-- start Reading text --
WELCOME TO TRUE CONTRARIAN! I will attempt to create an entertaining, readable, and hopefully refreshing viewpoint from time to time. Each issue will feature my intermediate-term financial outlook, my long-term financial outlook, and a personal reminiscence. Those who believe in this investment philosophy should subscribe to my daily update service which I began in February 2006.


If you're on a highway and Road Runner goes beep-beep,
Just step aside, or you might end up in a heap.
--Barbara Cameron, "The Road Runner Show" theme song, 1962.


RESPECT THE APPARENTLY IRRATIONAL DELAY (November 18, 2010): There were some wonderful cartoons I watched as a kid, where "Wile E. Coyote" chased after "Road Runner" around the top of a deep canyon. Road Runner hid behind a bush, but Wile E. Coyote didn't notice and kept running--right off a cliff. However, Wile E. Coyote didn't immediately fall; he continued in a straight horizontal line into thin air. Only when he looked down, and noticed that there was nothing holding him up, did he plummet to the bottom of the canyon. This is exactly how the financial markets behaved following the U.S. Federal Reserve's quantitative-easing announcement on November 3, 2010. The U.S. dollar began a strong rally less than 20 hours later, and continued to gain until it achieved its highest level since September 28--but the financial markets continued merrily along as though nothing had happened. Assets like silver and the Nasdaq 100 Trust (QQQQ) accelerated even more sharply higher when the U.S. dollar started rallying, than they had done while the greenback was slumping. Finally, equities and commodities and other risk assets looked down and noticed that it was just thin air below, and began to rapidly decline. Interestingly, when this process was occurring, most analysts either ignored the rising U.S. dollar index, or else said something ridiculous like "the fact that gold and silver can continue to rally in the face of a stronger U.S. dollar shows how incredibly powerful its bull market truly is". It always surprises me how few investors recognize that the financial markets repeatedly behave like Wile E. Coyote, following proven correlations over and over again--but usually only after an apparently irrational delay. It is the rare investor who respects and learns how to maximize the value of this delay. My personal strategy is as follows: the greater the number of divergences which indicate an impending reversal, the more aggressively I will add to my positions. I usually do this by placing the rungs in my ladders of orders closer together than they had been before the reversals had been so pronounced.
-- end Reading text --
-- start Dataset entries --
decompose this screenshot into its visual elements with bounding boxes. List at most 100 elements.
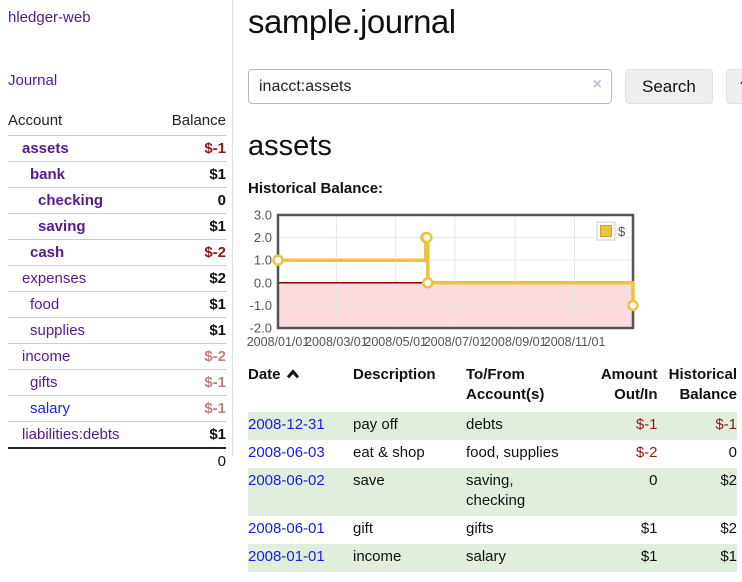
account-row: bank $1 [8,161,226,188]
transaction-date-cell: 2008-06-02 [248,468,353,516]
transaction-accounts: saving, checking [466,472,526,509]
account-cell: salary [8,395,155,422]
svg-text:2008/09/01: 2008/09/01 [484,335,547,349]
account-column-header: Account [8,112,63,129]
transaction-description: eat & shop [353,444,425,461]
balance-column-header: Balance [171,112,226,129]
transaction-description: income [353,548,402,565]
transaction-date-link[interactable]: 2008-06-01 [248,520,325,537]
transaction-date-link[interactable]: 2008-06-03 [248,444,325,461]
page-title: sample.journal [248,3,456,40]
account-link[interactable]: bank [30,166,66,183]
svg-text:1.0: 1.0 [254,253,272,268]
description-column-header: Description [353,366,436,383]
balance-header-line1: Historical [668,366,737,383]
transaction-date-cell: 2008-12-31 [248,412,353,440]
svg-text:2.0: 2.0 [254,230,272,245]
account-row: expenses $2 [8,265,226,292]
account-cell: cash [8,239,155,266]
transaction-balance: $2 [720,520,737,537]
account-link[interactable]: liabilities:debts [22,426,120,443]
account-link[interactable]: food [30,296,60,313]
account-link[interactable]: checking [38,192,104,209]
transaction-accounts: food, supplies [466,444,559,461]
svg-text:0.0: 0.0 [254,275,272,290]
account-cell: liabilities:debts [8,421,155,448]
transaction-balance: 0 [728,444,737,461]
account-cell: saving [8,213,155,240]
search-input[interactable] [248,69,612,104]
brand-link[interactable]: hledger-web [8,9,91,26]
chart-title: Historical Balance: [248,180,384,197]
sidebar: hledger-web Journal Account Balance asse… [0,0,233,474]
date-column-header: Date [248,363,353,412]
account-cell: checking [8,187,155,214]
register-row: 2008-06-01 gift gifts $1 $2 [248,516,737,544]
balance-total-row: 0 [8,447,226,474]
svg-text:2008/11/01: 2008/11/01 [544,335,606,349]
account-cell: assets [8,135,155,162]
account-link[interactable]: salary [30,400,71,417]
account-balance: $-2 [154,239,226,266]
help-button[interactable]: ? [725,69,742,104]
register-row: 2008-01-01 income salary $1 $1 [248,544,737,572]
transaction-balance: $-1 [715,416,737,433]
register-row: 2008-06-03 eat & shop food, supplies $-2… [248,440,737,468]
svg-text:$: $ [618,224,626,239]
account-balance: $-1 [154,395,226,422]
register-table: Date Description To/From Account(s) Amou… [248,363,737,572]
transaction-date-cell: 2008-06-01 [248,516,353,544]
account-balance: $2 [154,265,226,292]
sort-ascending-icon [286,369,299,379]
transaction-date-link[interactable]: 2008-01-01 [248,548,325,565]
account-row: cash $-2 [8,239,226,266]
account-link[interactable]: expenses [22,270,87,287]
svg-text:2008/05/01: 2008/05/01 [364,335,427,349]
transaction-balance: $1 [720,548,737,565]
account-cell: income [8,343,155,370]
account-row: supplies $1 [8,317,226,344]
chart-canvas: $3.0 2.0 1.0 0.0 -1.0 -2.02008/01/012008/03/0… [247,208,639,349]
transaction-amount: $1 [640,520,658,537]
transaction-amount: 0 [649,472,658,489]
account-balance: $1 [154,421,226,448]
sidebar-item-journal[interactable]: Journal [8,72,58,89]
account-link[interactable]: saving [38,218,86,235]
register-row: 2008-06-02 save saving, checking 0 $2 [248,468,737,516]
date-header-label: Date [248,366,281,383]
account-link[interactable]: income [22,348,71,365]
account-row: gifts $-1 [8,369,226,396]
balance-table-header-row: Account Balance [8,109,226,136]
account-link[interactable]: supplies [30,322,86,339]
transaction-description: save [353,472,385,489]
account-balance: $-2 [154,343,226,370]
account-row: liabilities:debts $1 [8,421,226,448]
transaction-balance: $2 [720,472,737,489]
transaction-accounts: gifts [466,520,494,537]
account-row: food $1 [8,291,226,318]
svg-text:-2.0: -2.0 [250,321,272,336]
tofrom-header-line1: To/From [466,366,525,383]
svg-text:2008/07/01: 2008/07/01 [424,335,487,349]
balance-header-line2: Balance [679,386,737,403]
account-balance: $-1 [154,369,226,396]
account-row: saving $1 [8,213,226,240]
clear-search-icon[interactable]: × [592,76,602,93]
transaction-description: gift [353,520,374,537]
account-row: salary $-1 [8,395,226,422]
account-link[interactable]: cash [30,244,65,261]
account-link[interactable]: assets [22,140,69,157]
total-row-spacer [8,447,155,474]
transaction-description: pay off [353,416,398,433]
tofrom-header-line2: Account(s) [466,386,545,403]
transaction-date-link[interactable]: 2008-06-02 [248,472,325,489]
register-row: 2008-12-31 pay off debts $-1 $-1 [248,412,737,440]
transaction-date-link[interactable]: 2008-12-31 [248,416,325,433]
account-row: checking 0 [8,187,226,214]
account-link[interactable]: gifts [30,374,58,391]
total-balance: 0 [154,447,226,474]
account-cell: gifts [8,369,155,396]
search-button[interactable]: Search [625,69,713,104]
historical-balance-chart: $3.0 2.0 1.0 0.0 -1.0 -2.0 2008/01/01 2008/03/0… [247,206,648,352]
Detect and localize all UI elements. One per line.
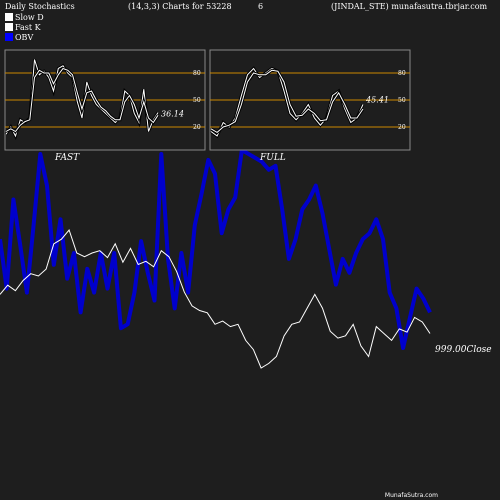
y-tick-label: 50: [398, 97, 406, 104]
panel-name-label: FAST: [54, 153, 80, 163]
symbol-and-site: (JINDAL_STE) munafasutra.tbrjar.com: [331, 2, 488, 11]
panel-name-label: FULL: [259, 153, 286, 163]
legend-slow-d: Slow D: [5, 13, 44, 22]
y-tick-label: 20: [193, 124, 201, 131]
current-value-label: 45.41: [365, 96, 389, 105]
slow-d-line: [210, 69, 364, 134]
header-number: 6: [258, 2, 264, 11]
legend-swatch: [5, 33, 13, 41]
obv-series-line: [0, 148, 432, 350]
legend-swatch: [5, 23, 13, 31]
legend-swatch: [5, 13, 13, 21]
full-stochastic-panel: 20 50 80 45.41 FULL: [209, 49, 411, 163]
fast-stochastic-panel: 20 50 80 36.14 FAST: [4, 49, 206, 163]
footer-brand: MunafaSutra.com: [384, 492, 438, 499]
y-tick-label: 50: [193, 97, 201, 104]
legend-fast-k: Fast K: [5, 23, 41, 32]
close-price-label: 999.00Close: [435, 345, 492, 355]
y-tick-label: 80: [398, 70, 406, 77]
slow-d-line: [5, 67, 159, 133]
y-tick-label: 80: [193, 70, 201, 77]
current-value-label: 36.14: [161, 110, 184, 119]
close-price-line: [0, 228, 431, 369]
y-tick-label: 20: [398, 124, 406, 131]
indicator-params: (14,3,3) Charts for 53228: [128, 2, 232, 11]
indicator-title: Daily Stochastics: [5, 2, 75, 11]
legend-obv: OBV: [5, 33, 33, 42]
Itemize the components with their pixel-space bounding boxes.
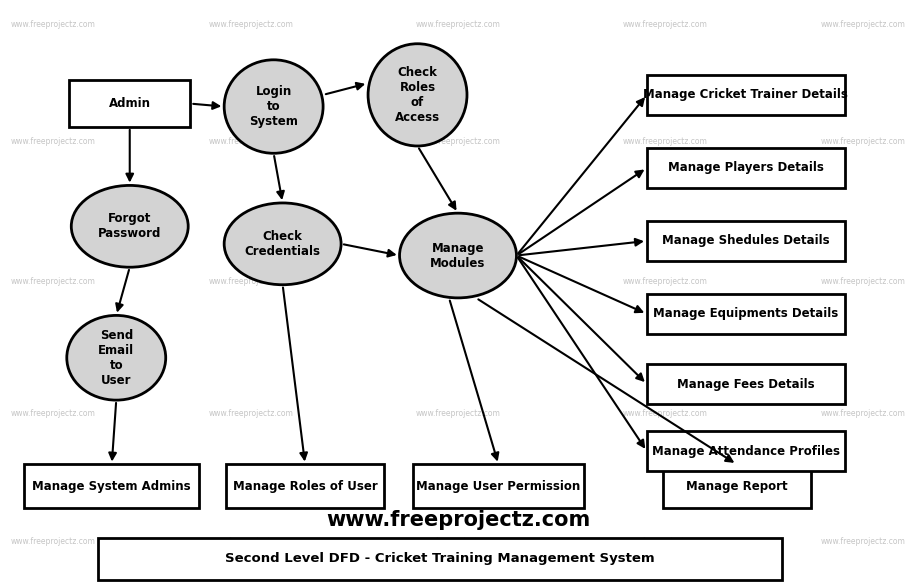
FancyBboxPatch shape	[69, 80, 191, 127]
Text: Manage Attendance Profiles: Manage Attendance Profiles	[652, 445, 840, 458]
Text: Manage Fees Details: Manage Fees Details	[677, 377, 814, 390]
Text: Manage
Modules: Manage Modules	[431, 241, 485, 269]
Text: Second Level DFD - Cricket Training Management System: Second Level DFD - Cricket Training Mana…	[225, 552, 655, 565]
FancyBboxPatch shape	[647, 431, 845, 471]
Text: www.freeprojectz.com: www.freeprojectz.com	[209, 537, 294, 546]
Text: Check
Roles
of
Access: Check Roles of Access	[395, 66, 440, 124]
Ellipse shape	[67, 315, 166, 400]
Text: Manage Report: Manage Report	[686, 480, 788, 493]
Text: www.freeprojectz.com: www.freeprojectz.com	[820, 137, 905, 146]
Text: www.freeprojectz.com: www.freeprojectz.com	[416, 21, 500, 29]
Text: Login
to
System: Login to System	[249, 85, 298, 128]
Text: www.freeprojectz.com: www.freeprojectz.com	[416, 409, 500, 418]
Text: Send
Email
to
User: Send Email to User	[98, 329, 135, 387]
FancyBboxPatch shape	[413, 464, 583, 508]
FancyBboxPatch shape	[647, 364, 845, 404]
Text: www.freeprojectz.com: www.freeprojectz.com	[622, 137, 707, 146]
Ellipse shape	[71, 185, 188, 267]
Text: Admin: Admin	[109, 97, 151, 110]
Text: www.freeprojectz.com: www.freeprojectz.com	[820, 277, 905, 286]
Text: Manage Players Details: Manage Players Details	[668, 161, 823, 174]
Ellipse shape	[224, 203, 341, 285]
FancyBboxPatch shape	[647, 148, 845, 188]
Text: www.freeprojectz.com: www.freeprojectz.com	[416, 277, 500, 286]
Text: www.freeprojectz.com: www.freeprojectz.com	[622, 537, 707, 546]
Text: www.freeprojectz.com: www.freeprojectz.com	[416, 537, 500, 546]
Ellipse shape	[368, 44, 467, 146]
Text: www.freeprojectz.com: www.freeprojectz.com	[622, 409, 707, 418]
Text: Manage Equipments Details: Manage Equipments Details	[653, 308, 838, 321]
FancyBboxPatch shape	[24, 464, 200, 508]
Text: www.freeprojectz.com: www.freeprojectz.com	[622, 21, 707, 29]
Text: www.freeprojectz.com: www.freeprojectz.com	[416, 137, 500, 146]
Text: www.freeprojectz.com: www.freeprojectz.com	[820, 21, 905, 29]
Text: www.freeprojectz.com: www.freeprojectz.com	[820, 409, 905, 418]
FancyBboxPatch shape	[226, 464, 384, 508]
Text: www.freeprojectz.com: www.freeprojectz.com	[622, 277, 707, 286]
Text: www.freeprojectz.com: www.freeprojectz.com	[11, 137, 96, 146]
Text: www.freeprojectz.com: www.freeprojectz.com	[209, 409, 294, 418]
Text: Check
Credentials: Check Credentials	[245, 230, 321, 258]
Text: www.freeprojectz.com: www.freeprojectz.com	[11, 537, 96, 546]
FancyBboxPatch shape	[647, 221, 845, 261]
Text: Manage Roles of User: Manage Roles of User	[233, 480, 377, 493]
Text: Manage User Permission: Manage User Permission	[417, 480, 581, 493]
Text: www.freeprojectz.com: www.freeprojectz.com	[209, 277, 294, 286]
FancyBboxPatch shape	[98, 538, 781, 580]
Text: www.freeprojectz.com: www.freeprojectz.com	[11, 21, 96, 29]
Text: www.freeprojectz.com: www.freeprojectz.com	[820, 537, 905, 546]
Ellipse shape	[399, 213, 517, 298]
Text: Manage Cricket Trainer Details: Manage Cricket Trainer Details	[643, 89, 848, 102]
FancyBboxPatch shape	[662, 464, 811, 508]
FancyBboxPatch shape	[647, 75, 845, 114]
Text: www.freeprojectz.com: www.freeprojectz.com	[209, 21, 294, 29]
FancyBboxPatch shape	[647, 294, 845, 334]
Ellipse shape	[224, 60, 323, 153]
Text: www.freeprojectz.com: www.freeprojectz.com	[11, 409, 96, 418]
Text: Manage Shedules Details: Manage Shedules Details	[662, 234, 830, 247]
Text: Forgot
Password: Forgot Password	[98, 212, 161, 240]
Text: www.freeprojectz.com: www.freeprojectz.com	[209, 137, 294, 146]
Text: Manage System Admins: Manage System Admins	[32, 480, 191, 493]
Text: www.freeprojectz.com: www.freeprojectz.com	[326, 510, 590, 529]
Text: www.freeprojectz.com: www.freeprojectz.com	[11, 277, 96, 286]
-- end Dataset entries --
# What you will do:
A) Answer these from the newsletter excerpt:
(i) In what month and year did the author begin the daily update service?
(ii) In the cartoons the author describes, which character chases which?
(iii) On what date did the U.S. Federal Reserve make its quantitative-easing announcement?
B) Please translate this sentence from the newsletter excerpt into Spanish: "It is the rare investor who respects and learns how to maximize the value of this delay."
The records have no connection to the newsletter excerpt.

# List of solutions:
A)
(i) February 2006
(ii) Wile E. Coyote chases Road Runner.
(iii) November 3, 2010

B) Es raro el inversor que respeta este retraso y aprende a maximizar su valor.